> _Job_: Omit all images. Write out the rest of the material exactly.

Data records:
******************************
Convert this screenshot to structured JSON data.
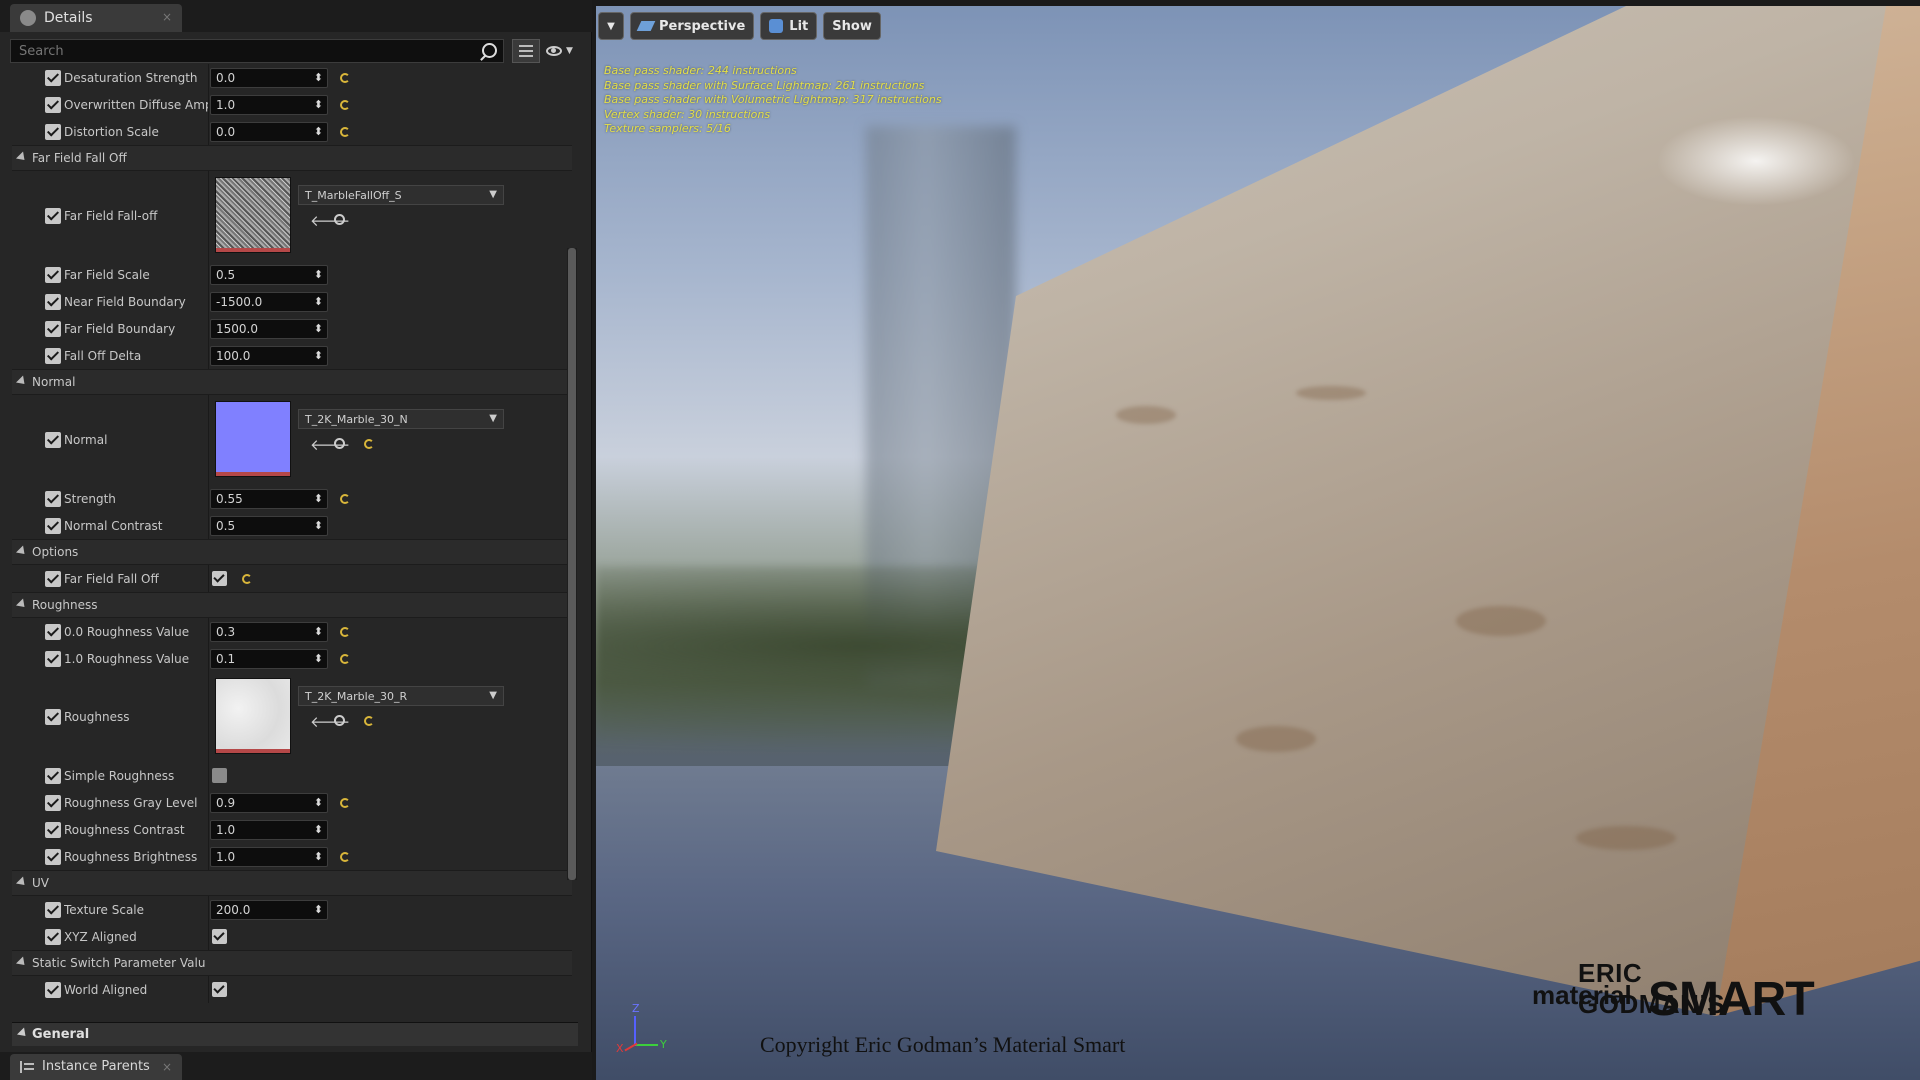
{
  "details": {
    "tab_label": "Details",
    "search_placeholder": "Search"
  },
  "properties": [
    {
      "type": "prop",
      "name": "Desaturation Strength",
      "value": "0.0",
      "reset": true
    },
    {
      "type": "prop",
      "name": "Overwritten Diffuse Ampl",
      "value": "1.0",
      "reset": true
    },
    {
      "type": "prop",
      "name": "Distortion Scale",
      "value": "0.0",
      "reset": true
    },
    {
      "type": "section",
      "label": "Far Field Fall Off"
    },
    {
      "type": "texture",
      "name": "Far Field Fall-off",
      "asset": "T_MarbleFallOff_S",
      "thumb": "noise",
      "reset": false
    },
    {
      "type": "prop",
      "name": "Far Field Scale",
      "value": "0.5",
      "reset": false
    },
    {
      "type": "prop",
      "name": "Near Field Boundary",
      "value": "-1500.0",
      "reset": false
    },
    {
      "type": "prop",
      "name": "Far Field Boundary",
      "value": "1500.0",
      "reset": false
    },
    {
      "type": "prop",
      "name": "Fall Off Delta",
      "value": "100.0",
      "reset": false
    },
    {
      "type": "section",
      "label": "Normal"
    },
    {
      "type": "texture",
      "name": "Normal",
      "asset": "T_2K_Marble_30_N",
      "thumb": "normal",
      "reset": true
    },
    {
      "type": "prop",
      "name": "Strength",
      "value": "0.55",
      "reset": true
    },
    {
      "type": "prop",
      "name": "Normal Contrast",
      "value": "0.5",
      "reset": false
    },
    {
      "type": "section",
      "label": "Options"
    },
    {
      "type": "bool",
      "name": "Far Field Fall Off",
      "checked": true,
      "reset": true
    },
    {
      "type": "section",
      "label": "Roughness"
    },
    {
      "type": "prop",
      "name": "0.0 Roughness Value",
      "value": "0.3",
      "reset": true
    },
    {
      "type": "prop",
      "name": "1.0 Roughness Value",
      "value": "0.1",
      "reset": true
    },
    {
      "type": "texture",
      "name": "Roughness",
      "asset": "T_2K_Marble_30_R",
      "thumb": "rough",
      "reset": true
    },
    {
      "type": "bool",
      "name": "Simple Roughness",
      "checked": false,
      "reset": false
    },
    {
      "type": "prop",
      "name": "Roughness Gray Level",
      "value": "0.9",
      "reset": true
    },
    {
      "type": "prop",
      "name": "Roughness Contrast",
      "value": "1.0",
      "reset": false
    },
    {
      "type": "prop",
      "name": "Roughness Brightness",
      "value": "1.0",
      "reset": true
    },
    {
      "type": "section",
      "label": "UV"
    },
    {
      "type": "prop",
      "name": "Texture Scale",
      "value": "200.0",
      "reset": false
    },
    {
      "type": "bool",
      "name": "XYZ Aligned",
      "checked": true,
      "reset": false
    },
    {
      "type": "section",
      "label": "Static Switch Parameter Valu"
    },
    {
      "type": "bool",
      "name": "World Aligned",
      "checked": true,
      "reset": false
    }
  ],
  "general_label": "General",
  "bottom_tab_label": "Instance Parents",
  "viewport": {
    "perspective_label": "Perspective",
    "lit_label": "Lit",
    "show_label": "Show",
    "stats": [
      "Base pass shader: 244 instructions",
      "Base pass shader with Surface Lightmap: 261 instructions",
      "Base pass shader with Volumetric Lightmap: 317 instructions",
      "Vertex shader: 30 instructions",
      "Texture samplers: 5/16"
    ],
    "axis_labels": {
      "z": "Z",
      "y": "Y",
      "x": "X"
    },
    "copyright": "Copyright Eric Godman’s Material Smart",
    "brand_line1": "ERIC GODMAN’S",
    "brand_line2": "material",
    "brand_line3": "SMART"
  }
}
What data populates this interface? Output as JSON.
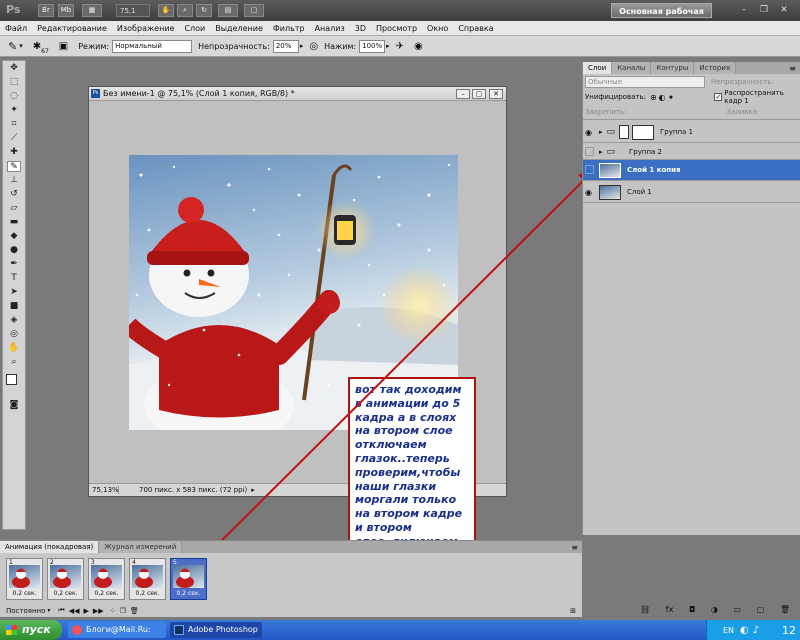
******************************
> _Problem solution_:
Convert this screenshot to structured JSON data.
{
  "details": {
    "tab_label": "Details",
    "search_placeholder": "Search"
  },
  "properties": [
    {
      "type": "prop",
      "name": "Desaturation Strength",
      "value": "0.0",
      "reset": true
    },
    {
      "type": "prop",
      "name": "Overwritten Diffuse Ampl",
      "value": "1.0",
      "reset": true
    },
    {
      "type": "prop",
      "name": "Distortion Scale",
      "value": "0.0",
      "reset": true
    },
    {
      "type": "section",
      "label": "Far Field Fall Off"
    },
    {
      "type": "texture",
      "name": "Far Field Fall-off",
      "asset": "T_MarbleFallOff_S",
      "thumb": "noise",
      "reset": false
    },
    {
      "type": "prop",
      "name": "Far Field Scale",
      "value": "0.5",
      "reset": false
    },
    {
      "type": "prop",
      "name": "Near Field Boundary",
      "value": "-1500.0",
      "reset": false
    },
    {
      "type": "prop",
      "name": "Far Field Boundary",
      "value": "1500.0",
      "reset": false
    },
    {
      "type": "prop",
      "name": "Fall Off Delta",
      "value": "100.0",
      "reset": false
    },
    {
      "type": "section",
      "label": "Normal"
    },
    {
      "type": "texture",
      "name": "Normal",
      "asset": "T_2K_Marble_30_N",
      "thumb": "normal",
      "reset": true
    },
    {
      "type": "prop",
      "name": "Strength",
      "value": "0.55",
      "reset": true
    },
    {
      "type": "prop",
      "name": "Normal Contrast",
      "value": "0.5",
      "reset": false
    },
    {
      "type": "section",
      "label": "Options"
    },
    {
      "type": "bool",
      "name": "Far Field Fall Off",
      "checked": true,
      "reset": true
    },
    {
      "type": "section",
      "label": "Roughness"
    },
    {
      "type": "prop",
      "name": "0.0 Roughness Value",
      "value": "0.3",
      "reset": true
    },
    {
      "type": "prop",
      "name": "1.0 Roughness Value",
      "value": "0.1",
      "reset": true
    },
    {
      "type": "texture",
      "name": "Roughness",
      "asset": "T_2K_Marble_30_R",
      "thumb": "rough",
      "reset": true
    },
    {
      "type": "bool",
      "name": "Simple Roughness",
      "checked": false,
      "reset": false
    },
    {
      "type": "prop",
      "name": "Roughness Gray Level",
      "value": "0.9",
      "reset": true
    },
    {
      "type": "prop",
      "name": "Roughness Contrast",
      "value": "1.0",
      "reset": false
    },
    {
      "type": "prop",
      "name": "Roughness Brightness",
      "value": "1.0",
      "reset": true
    },
    {
      "type": "section",
      "label": "UV"
    },
    {
      "type": "prop",
      "name": "Texture Scale",
      "value": "200.0",
      "reset": false
    },
    {
      "type": "bool",
      "name": "XYZ Aligned",
      "checked": true,
      "reset": false
    },
    {
      "type": "section",
      "label": "Static Switch Parameter Valu"
    },
    {
      "type": "bool",
      "name": "World Aligned",
      "checked": true,
      "reset": false
    }
  ],
  "general_label": "General",
  "bottom_tab_label": "Instance Parents",
  "viewport": {
    "perspective_label": "Perspective",
    "lit_label": "Lit",
    "show_label": "Show",
    "stats": [
      "Base pass shader: 244 instructions",
      "Base pass shader with Surface Lightmap: 261 instructions",
      "Base pass shader with Volumetric Lightmap: 317 instructions",
      "Vertex shader: 30 instructions",
      "Texture samplers: 5/16"
    ],
    "axis_labels": {
      "z": "Z",
      "y": "Y",
      "x": "X"
    },
    "copyright": "Copyright Eric Godman’s Material Smart",
    "brand_line1": "ERIC GODMAN’S",
    "brand_line2": "material",
    "brand_line3": "SMART"
  }
}
What data populates this interface? Output as JSON.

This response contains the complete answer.